REQUEST:
Copy out every line exactly, passing over the pictures.

______________________________

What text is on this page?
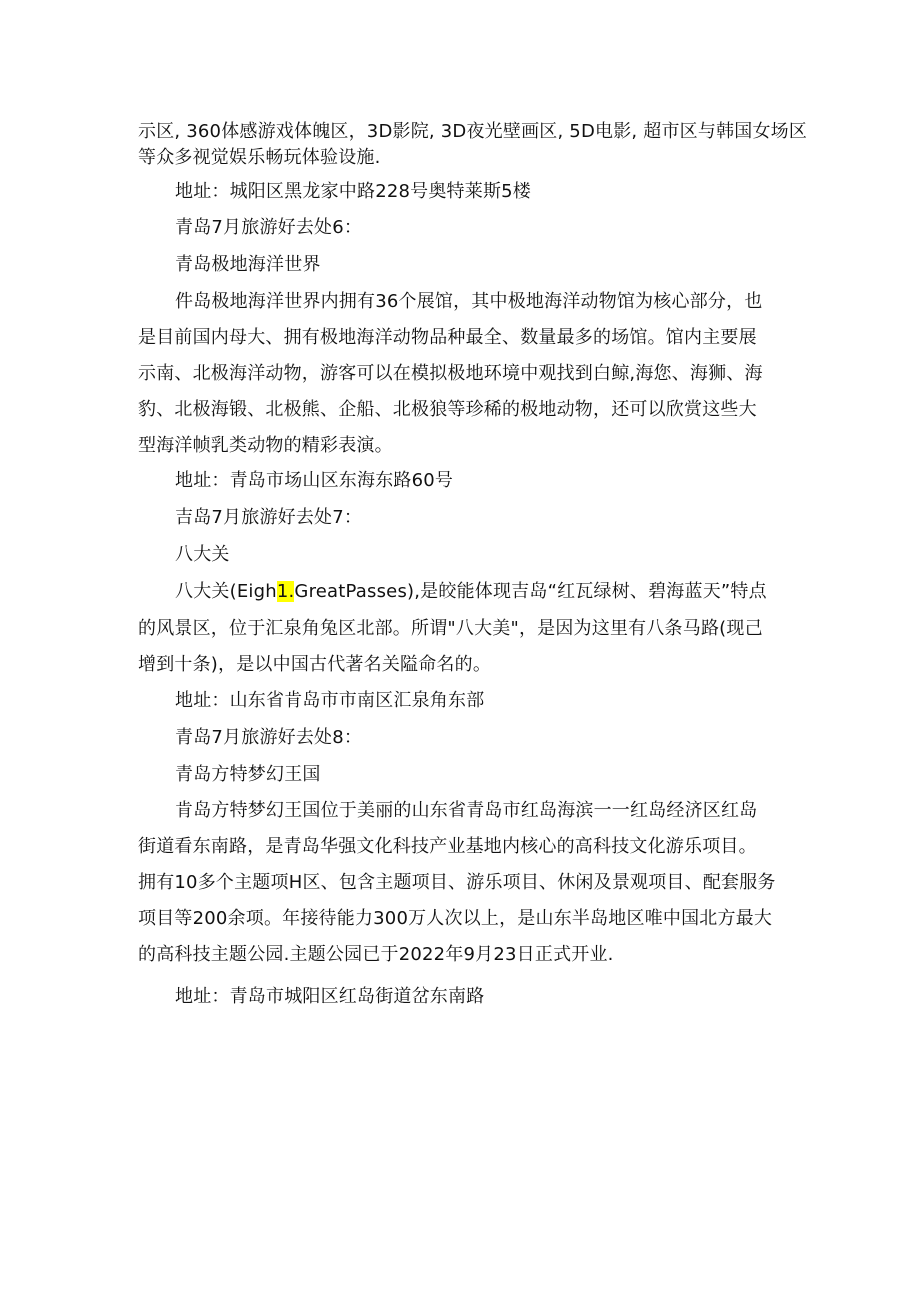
示区, 360体感游戏体魄区，3D影院, 3D夜光壁画区, 5D电影, 超市区与韩国女场区
等众多视觉娱乐畅玩体验设施.
地址：城阳区黑龙家中路228号奥特莱斯5楼
青岛7月旅游好去处6：
青岛极地海洋世界
件岛极地海洋世界内拥有36个展馆，其中极地海洋动物馆为核心部分，也
是目前国内母大、拥有极地海洋动物品种最全、数量最多的场馆。馆内主要展
示南、北极海洋动物，游客可以在模拟极地环境中观找到白鲸,海您、海狮、海
豹、北极海锻、北极熊、企船、北极狼等珍稀的极地动物，还可以欣赏这些大
型海洋帧乳类动物的精彩表演。
地址：青岛市场山区东海东路60号
吉岛7月旅游好去处7：
八大关
八大关(Eigh1.GreatPasses),是皎能体现吉岛“红瓦绿树、碧海蓝天”特点
的风景区，位于汇泉角兔区北部。所谓"八大美"，是因为这里有八条马路(现己
增到十条)，是以中国古代著名关隘命名的。
地址：山东省肯岛市市南区汇泉角东部
青岛7月旅游好去处8：
青岛方特梦幻王国
肯岛方特梦幻王国位于美丽的山东省青岛市红岛海滨一一红岛经济区红岛
街道看东南路，是青岛华强文化科技产业基地内核心的高科技文化游乐项目。
拥有10多个主题项H区、包含主题项目、游乐项目、休闲及景观项目、配套服务
项目等200余项。年接待能力300万人次以上，是山东半岛地区唯中国北方最大
的高科技主题公园.主题公园已于2022年9月23日正式开业.
地址：青岛市城阳区红岛街道岔东南路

______________________________

TASK SOLUTION:
What text is on this page?
示区, 360体感游戏体魄区，3D影院, 3D夜光壁画区, 5D电影, 超市区与韩国女场区
等众多视觉娱乐畅玩体验设施.
地址：城阳区黑龙家中路228号奥特莱斯5楼
青岛7月旅游好去处6：
青岛极地海洋世界
件岛极地海洋世界内拥有36个展馆，其中极地海洋动物馆为核心部分，也
是目前国内母大、拥有极地海洋动物品种最全、数量最多的场馆。馆内主要展
示南、北极海洋动物，游客可以在模拟极地环境中观找到白鲸,海您、海狮、海
豹、北极海锻、北极熊、企船、北极狼等珍稀的极地动物，还可以欣赏这些大
型海洋帧乳类动物的精彩表演。
地址：青岛市场山区东海东路60号
吉岛7月旅游好去处7：
八大关
八大关(Eigh1.GreatPasses),是皎能体现吉岛“红瓦绿树、碧海蓝天”特点
的风景区，位于汇泉角兔区北部。所谓"八大美"，是因为这里有八条马路(现己
增到十条)，是以中国古代著名关隘命名的。
地址：山东省肯岛市市南区汇泉角东部
青岛7月旅游好去处8：
青岛方特梦幻王国
肯岛方特梦幻王国位于美丽的山东省青岛市红岛海滨一一红岛经济区红岛
街道看东南路，是青岛华强文化科技产业基地内核心的高科技文化游乐项目。
拥有10多个主题项H区、包含主题项目、游乐项目、休闲及景观项目、配套服务
项目等200余项。年接待能力300万人次以上，是山东半岛地区唯中国北方最大
的高科技主题公园.主题公园已于2022年9月23日正式开业.
地址：青岛市城阳区红岛街道岔东南路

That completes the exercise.